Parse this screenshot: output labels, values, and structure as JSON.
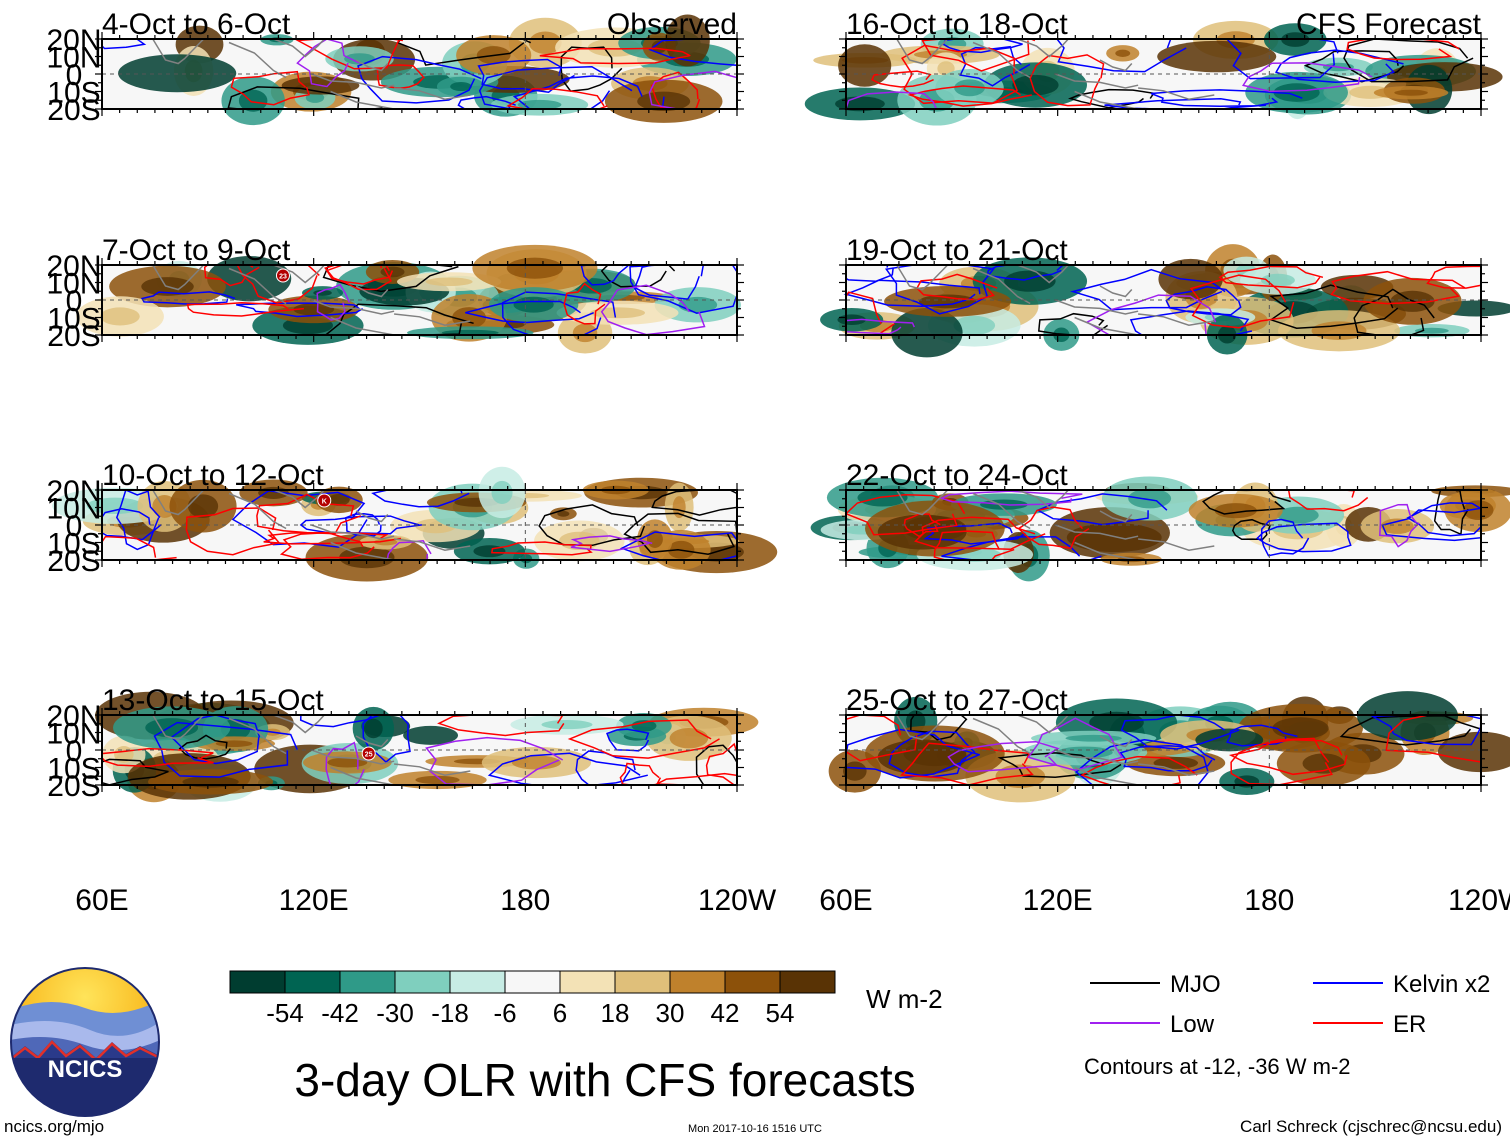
{
  "chart_data": {
    "type": "heatmap",
    "title": "3-day OLR with CFS forecasts",
    "units": "W m-2",
    "lat_ticks": [
      "20N",
      "10N",
      "0",
      "10S",
      "20S"
    ],
    "lon_ticks": [
      "60E",
      "120E",
      "180",
      "120W"
    ],
    "lon_range": [
      60,
      240
    ],
    "lat_range": [
      -20,
      20
    ],
    "columns": [
      {
        "label": "Observed",
        "panels": [
          {
            "period": "4-Oct to 6-Oct"
          },
          {
            "period": "7-Oct to 9-Oct",
            "storm": "23"
          },
          {
            "period": "10-Oct to 12-Oct",
            "storm": "K"
          },
          {
            "period": "13-Oct to 15-Oct",
            "storm": "25"
          }
        ]
      },
      {
        "label": "CFS Forecast",
        "panels": [
          {
            "period": "16-Oct to 18-Oct"
          },
          {
            "period": "19-Oct to 21-Oct"
          },
          {
            "period": "22-Oct to 24-Oct"
          },
          {
            "period": "25-Oct to 27-Oct"
          }
        ]
      }
    ],
    "colorbar": {
      "labels": [
        "-54",
        "-42",
        "-30",
        "-18",
        "-6",
        "6",
        "18",
        "30",
        "42",
        "54"
      ],
      "colors": [
        "#003d30",
        "#006452",
        "#2f9a88",
        "#7fcfbe",
        "#c7ece4",
        "#f7f7f7",
        "#f3e2b6",
        "#dfbf7a",
        "#bf812c",
        "#8c510a",
        "#593305"
      ]
    },
    "legend": [
      {
        "name": "MJO",
        "color": "#000000"
      },
      {
        "name": "Kelvin x2",
        "color": "#0000ff"
      },
      {
        "name": "Low",
        "color": "#a020f0"
      },
      {
        "name": "ER",
        "color": "#ff0000"
      }
    ],
    "contour_note": "Contours at -12, -36 W m-2"
  },
  "footer": {
    "logo_text": "NCICS",
    "site": "ncics.org/mjo",
    "timestamp": "Mon 2017-10-16 1516 UTC",
    "author": "Carl Schreck (cjschrec@ncsu.edu)"
  }
}
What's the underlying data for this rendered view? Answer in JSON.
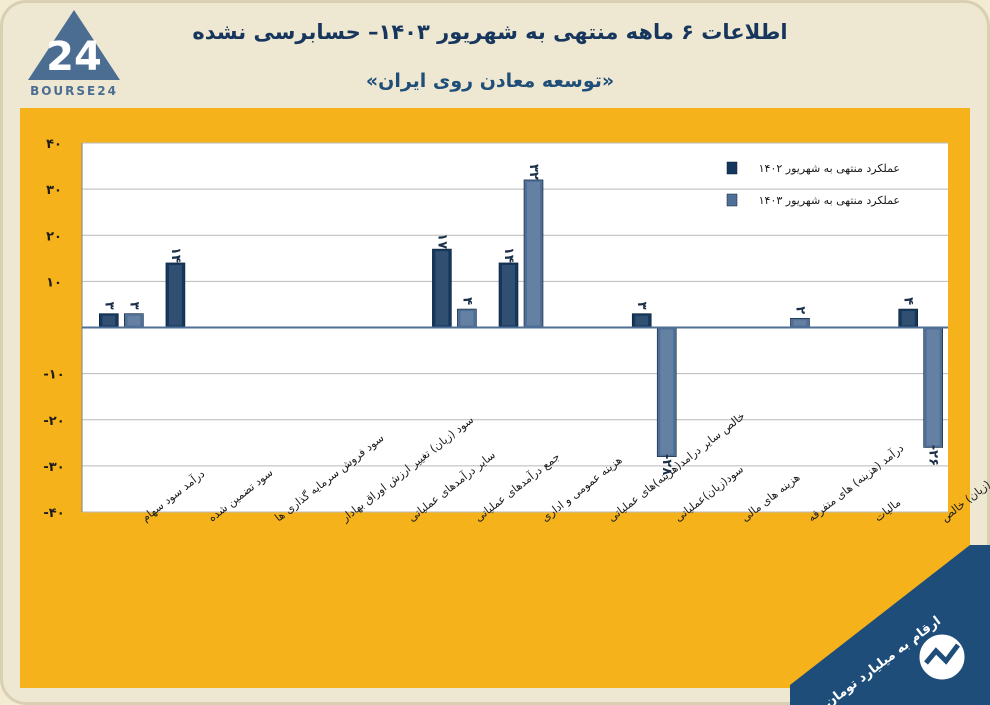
{
  "header": {
    "title": "اطلاعات ۶ ماهه منتهی به شهریور ۱۴۰۳– حسابرسی نشده",
    "subtitle": "«توسعه معادن روی ایران»",
    "logo_text": "BOURSE24",
    "logo_number": "24"
  },
  "note": "ارقام به میلیارد تومان",
  "colors": {
    "background": "#f6b21a",
    "plot_bg": "#ffffff",
    "series_1402": "#14375e",
    "series_1403": "#4f6f96",
    "title": "#17365d"
  },
  "chart_data": {
    "type": "bar",
    "categories": [
      "درآمد سود سهام",
      "سود تضمین شده",
      "سود فروش سرمایه گذاری ها",
      "سود (زیان) تغییر ارزش اوراق بهادار",
      "سایر درآمدهای عملیاتی",
      "جمع درآمدهای عملیاتی",
      "هزینه عمومی و اداری",
      "خالص سایر درامد(هزینه)های عملیاتی",
      "سود(زیان)عملیاتی",
      "هزینه های مالی",
      "درآمد (هزینه) های متفرقه",
      "مالیات",
      "سود(زیان) خالص"
    ],
    "series": [
      {
        "name": "عملکرد منتهی به شهریور ۱۴۰۲",
        "values": [
          3,
          14,
          0,
          0,
          0,
          17,
          14,
          0,
          3,
          0,
          0,
          0,
          4
        ]
      },
      {
        "name": "عملکرد منتهی به شهریور ۱۴۰۳",
        "values": [
          3,
          0,
          0,
          0,
          0,
          4,
          32,
          0,
          -28,
          0,
          2,
          0,
          -26
        ]
      }
    ],
    "data_labels": [
      [
        "۳",
        "۱۴",
        null,
        null,
        null,
        "۱۷",
        "۱۴",
        null,
        "۳",
        null,
        null,
        null,
        "۴"
      ],
      [
        "۳",
        null,
        null,
        null,
        null,
        "۴",
        "۳۲",
        null,
        "-۲۸",
        null,
        "۲",
        null,
        "-۲۶"
      ]
    ],
    "yticks": [
      {
        "value": 40,
        "label": "۴۰"
      },
      {
        "value": 30,
        "label": "۳۰"
      },
      {
        "value": 20,
        "label": "۲۰"
      },
      {
        "value": 10,
        "label": "۱۰"
      },
      {
        "value": -10,
        "label": "-۱۰"
      },
      {
        "value": -20,
        "label": "-۲۰"
      },
      {
        "value": -30,
        "label": "-۳۰"
      },
      {
        "value": -40,
        "label": "-۴۰"
      }
    ],
    "ylim": [
      -40,
      40
    ],
    "grid": true,
    "legend_position": "top-right",
    "xlabel": "",
    "ylabel": ""
  }
}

The problem> Retype all entries exactly as they appear, dropping the images.

Written reply>
Parse this screenshot: output labels, values, and structure as JSON.
{
  "chart_data": {
    "type": "heatmap",
    "title": "3-day OLR with CFS forecasts",
    "units": "W m-2",
    "lat_ticks": [
      "20N",
      "10N",
      "0",
      "10S",
      "20S"
    ],
    "lon_ticks": [
      "60E",
      "120E",
      "180",
      "120W"
    ],
    "lon_range": [
      60,
      240
    ],
    "lat_range": [
      -20,
      20
    ],
    "columns": [
      {
        "label": "Observed",
        "panels": [
          {
            "period": "4-Oct to 6-Oct"
          },
          {
            "period": "7-Oct to 9-Oct",
            "storm": "23"
          },
          {
            "period": "10-Oct to 12-Oct",
            "storm": "K"
          },
          {
            "period": "13-Oct to 15-Oct",
            "storm": "25"
          }
        ]
      },
      {
        "label": "CFS Forecast",
        "panels": [
          {
            "period": "16-Oct to 18-Oct"
          },
          {
            "period": "19-Oct to 21-Oct"
          },
          {
            "period": "22-Oct to 24-Oct"
          },
          {
            "period": "25-Oct to 27-Oct"
          }
        ]
      }
    ],
    "colorbar": {
      "labels": [
        "-54",
        "-42",
        "-30",
        "-18",
        "-6",
        "6",
        "18",
        "30",
        "42",
        "54"
      ],
      "colors": [
        "#003d30",
        "#006452",
        "#2f9a88",
        "#7fcfbe",
        "#c7ece4",
        "#f7f7f7",
        "#f3e2b6",
        "#dfbf7a",
        "#bf812c",
        "#8c510a",
        "#593305"
      ]
    },
    "legend": [
      {
        "name": "MJO",
        "color": "#000000"
      },
      {
        "name": "Kelvin x2",
        "color": "#0000ff"
      },
      {
        "name": "Low",
        "color": "#a020f0"
      },
      {
        "name": "ER",
        "color": "#ff0000"
      }
    ],
    "contour_note": "Contours at -12, -36 W m-2"
  },
  "footer": {
    "logo_text": "NCICS",
    "site": "ncics.org/mjo",
    "timestamp": "Mon 2017-10-16 1516 UTC",
    "author": "Carl Schreck (cjschrec@ncsu.edu)"
  }
}
What's the underlying data for this rendered view? Answer in JSON.
{
  "header": {
    "title": "اطلاعات ۶ ماهه منتهی به شهریور ۱۴۰۳– حسابرسی نشده",
    "subtitle": "«توسعه معادن روی ایران»",
    "logo_text": "BOURSE24",
    "logo_number": "24"
  },
  "note": "ارقام به میلیارد تومان",
  "colors": {
    "background": "#f6b21a",
    "plot_bg": "#ffffff",
    "series_1402": "#14375e",
    "series_1403": "#4f6f96",
    "title": "#17365d"
  },
  "chart_data": {
    "type": "bar",
    "categories": [
      "درآمد سود سهام",
      "سود تضمین شده",
      "سود فروش سرمایه گذاری ها",
      "سود (زیان) تغییر ارزش اوراق بهادار",
      "سایر درآمدهای عملیاتی",
      "جمع درآمدهای عملیاتی",
      "هزینه عمومی و اداری",
      "خالص سایر درامد(هزینه)های عملیاتی",
      "سود(زیان)عملیاتی",
      "هزینه های مالی",
      "درآمد (هزینه) های متفرقه",
      "مالیات",
      "سود(زیان) خالص"
    ],
    "series": [
      {
        "name": "عملکرد منتهی به شهریور ۱۴۰۲",
        "values": [
          3,
          14,
          0,
          0,
          0,
          17,
          14,
          0,
          3,
          0,
          0,
          0,
          4
        ]
      },
      {
        "name": "عملکرد منتهی به شهریور ۱۴۰۳",
        "values": [
          3,
          0,
          0,
          0,
          0,
          4,
          32,
          0,
          -28,
          0,
          2,
          0,
          -26
        ]
      }
    ],
    "data_labels": [
      [
        "۳",
        "۱۴",
        null,
        null,
        null,
        "۱۷",
        "۱۴",
        null,
        "۳",
        null,
        null,
        null,
        "۴"
      ],
      [
        "۳",
        null,
        null,
        null,
        null,
        "۴",
        "۳۲",
        null,
        "-۲۸",
        null,
        "۲",
        null,
        "-۲۶"
      ]
    ],
    "yticks": [
      {
        "value": 40,
        "label": "۴۰"
      },
      {
        "value": 30,
        "label": "۳۰"
      },
      {
        "value": 20,
        "label": "۲۰"
      },
      {
        "value": 10,
        "label": "۱۰"
      },
      {
        "value": -10,
        "label": "-۱۰"
      },
      {
        "value": -20,
        "label": "-۲۰"
      },
      {
        "value": -30,
        "label": "-۳۰"
      },
      {
        "value": -40,
        "label": "-۴۰"
      }
    ],
    "ylim": [
      -40,
      40
    ],
    "grid": true,
    "legend_position": "top-right",
    "xlabel": "",
    "ylabel": ""
  }
}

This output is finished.